**Stated problem**
Return the entries below in their exact form, leaving the pictures out.
▬▬▬▬▬▬▬▬▬▬
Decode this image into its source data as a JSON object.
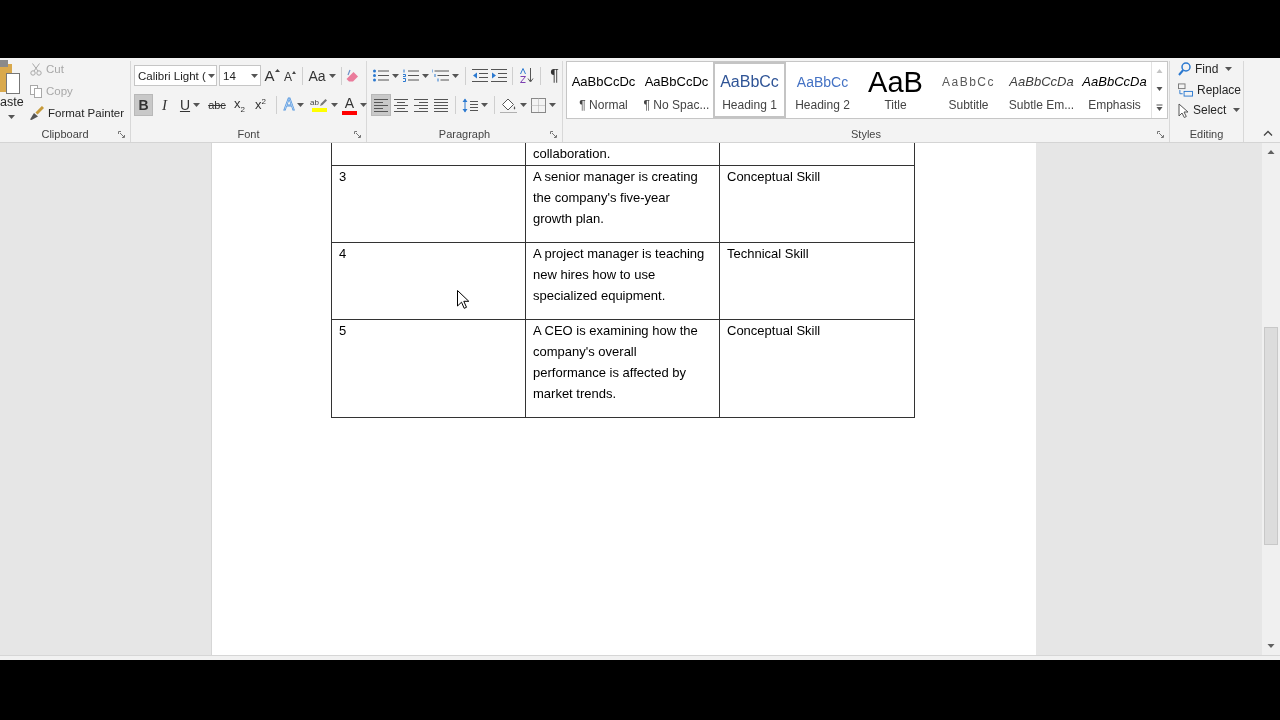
{
  "ribbon": {
    "clipboard": {
      "paste": "aste",
      "items": [
        {
          "kind": "cut",
          "label": "Cut",
          "disabled": true
        },
        {
          "kind": "copy",
          "label": "Copy",
          "disabled": true
        },
        {
          "kind": "format-painter",
          "label": "Format Painter",
          "disabled": false
        }
      ],
      "label": "Clipboard"
    },
    "font": {
      "font_name": "Calibri Light (",
      "font_size": "14",
      "grow_font": "A",
      "shrink_font": "A",
      "change_case": "Aa",
      "toggles": [
        {
          "kind": "bold",
          "label": "B",
          "on": true
        },
        {
          "kind": "italic",
          "label": "I",
          "on": false
        },
        {
          "kind": "underline",
          "label": "U",
          "on": false
        },
        {
          "kind": "strikethrough",
          "label": "abc",
          "on": false
        },
        {
          "kind": "subscript",
          "label": "x$_{2}$",
          "on": false
        },
        {
          "kind": "superscript",
          "label": "x$^{2}$",
          "on": false
        }
      ],
      "text_effects": "A",
      "highlight": {
        "label": "ab",
        "color": "#ffff00"
      },
      "font_color": {
        "label": "A",
        "color": "#ff0000"
      },
      "label": "Font"
    },
    "paragraph": {
      "show_marks": "¶",
      "alignment": [
        {
          "kind": "left",
          "selected": true
        },
        {
          "kind": "center",
          "selected": false
        },
        {
          "kind": "right",
          "selected": false
        },
        {
          "kind": "justify",
          "selected": false
        }
      ],
      "label": "Paragraph"
    },
    "styles": {
      "items": [
        {
          "kind": "normal",
          "preview": "AaBbCcDc",
          "name": "¶ Normal",
          "selected": false
        },
        {
          "kind": "no-spacing",
          "preview": "AaBbCcDc",
          "name": "¶ No Spac...",
          "selected": false
        },
        {
          "kind": "heading1",
          "preview": "AaBbCc",
          "name": "Heading 1",
          "selected": true
        },
        {
          "kind": "heading2",
          "preview": "AaBbCc",
          "name": "Heading 2",
          "selected": false
        },
        {
          "kind": "title",
          "preview": "AaB",
          "name": "Title",
          "selected": false
        },
        {
          "kind": "subtitle",
          "preview": "AaBbCc",
          "name": "Subtitle",
          "selected": false
        },
        {
          "kind": "subtle-emphasis",
          "preview": "AaBbCcDa",
          "name": "Subtle Em...",
          "selected": false
        },
        {
          "kind": "emphasis",
          "preview": "AaBbCcDa",
          "name": "Emphasis",
          "selected": false
        }
      ],
      "label": "Styles"
    },
    "editing": {
      "items": [
        {
          "kind": "find",
          "label": "Find"
        },
        {
          "kind": "replace",
          "label": "Replace"
        },
        {
          "kind": "select",
          "label": "Select"
        }
      ],
      "label": "Editing"
    }
  },
  "document": {
    "table": {
      "rows": [
        {
          "column_2": "collaboration."
        },
        {
          "column_1": "3",
          "column_2": "A senior manager is creating the company's five-year growth plan.",
          "column_3": "Conceptual Skill"
        },
        {
          "column_1": "4",
          "column_2": "A project manager is teaching new hires how to use specialized equipment.",
          "column_3": "Technical Skill"
        },
        {
          "column_1": "5",
          "column_2": "A CEO is examining how the company's overall performance is affected by market trends.",
          "column_3": "Conceptual Skill"
        }
      ]
    }
  }
}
▬▬▬▬▬▬▬▬▬▬
**Correct result**
Decode this image into its source data as a JSON object.
{
  "ribbon": {
    "clipboard": {
      "paste": "aste",
      "items": [
        {
          "kind": "cut",
          "label": "Cut",
          "disabled": true
        },
        {
          "kind": "copy",
          "label": "Copy",
          "disabled": true
        },
        {
          "kind": "format-painter",
          "label": "Format Painter",
          "disabled": false
        }
      ],
      "label": "Clipboard"
    },
    "font": {
      "font_name": "Calibri Light (",
      "font_size": "14",
      "grow_font": "A",
      "shrink_font": "A",
      "change_case": "Aa",
      "toggles": [
        {
          "kind": "bold",
          "label": "B",
          "on": true
        },
        {
          "kind": "italic",
          "label": "I",
          "on": false
        },
        {
          "kind": "underline",
          "label": "U",
          "on": false
        },
        {
          "kind": "strikethrough",
          "label": "abc",
          "on": false
        },
        {
          "kind": "subscript",
          "label": "x$_{2}$",
          "on": false
        },
        {
          "kind": "superscript",
          "label": "x$^{2}$",
          "on": false
        }
      ],
      "text_effects": "A",
      "highlight": {
        "label": "ab",
        "color": "#ffff00"
      },
      "font_color": {
        "label": "A",
        "color": "#ff0000"
      },
      "label": "Font"
    },
    "paragraph": {
      "show_marks": "¶",
      "alignment": [
        {
          "kind": "left",
          "selected": true
        },
        {
          "kind": "center",
          "selected": false
        },
        {
          "kind": "right",
          "selected": false
        },
        {
          "kind": "justify",
          "selected": false
        }
      ],
      "label": "Paragraph"
    },
    "styles": {
      "items": [
        {
          "kind": "normal",
          "preview": "AaBbCcDc",
          "name": "¶ Normal",
          "selected": false
        },
        {
          "kind": "no-spacing",
          "preview": "AaBbCcDc",
          "name": "¶ No Spac...",
          "selected": false
        },
        {
          "kind": "heading1",
          "preview": "AaBbCc",
          "name": "Heading 1",
          "selected": true
        },
        {
          "kind": "heading2",
          "preview": "AaBbCc",
          "name": "Heading 2",
          "selected": false
        },
        {
          "kind": "title",
          "preview": "AaB",
          "name": "Title",
          "selected": false
        },
        {
          "kind": "subtitle",
          "preview": "AaBbCc",
          "name": "Subtitle",
          "selected": false
        },
        {
          "kind": "subtle-emphasis",
          "preview": "AaBbCcDa",
          "name": "Subtle Em...",
          "selected": false
        },
        {
          "kind": "emphasis",
          "preview": "AaBbCcDa",
          "name": "Emphasis",
          "selected": false
        }
      ],
      "label": "Styles"
    },
    "editing": {
      "items": [
        {
          "kind": "find",
          "label": "Find"
        },
        {
          "kind": "replace",
          "label": "Replace"
        },
        {
          "kind": "select",
          "label": "Select"
        }
      ],
      "label": "Editing"
    }
  },
  "document": {
    "table": {
      "rows": [
        {
          "column_2": "collaboration."
        },
        {
          "column_1": "3",
          "column_2": "A senior manager is creating the company's five-year growth plan.",
          "column_3": "Conceptual Skill"
        },
        {
          "column_1": "4",
          "column_2": "A project manager is teaching new hires how to use specialized equipment.",
          "column_3": "Technical Skill"
        },
        {
          "column_1": "5",
          "column_2": "A CEO is examining how the company's overall performance is affected by market trends.",
          "column_3": "Conceptual Skill"
        }
      ]
    }
  }
}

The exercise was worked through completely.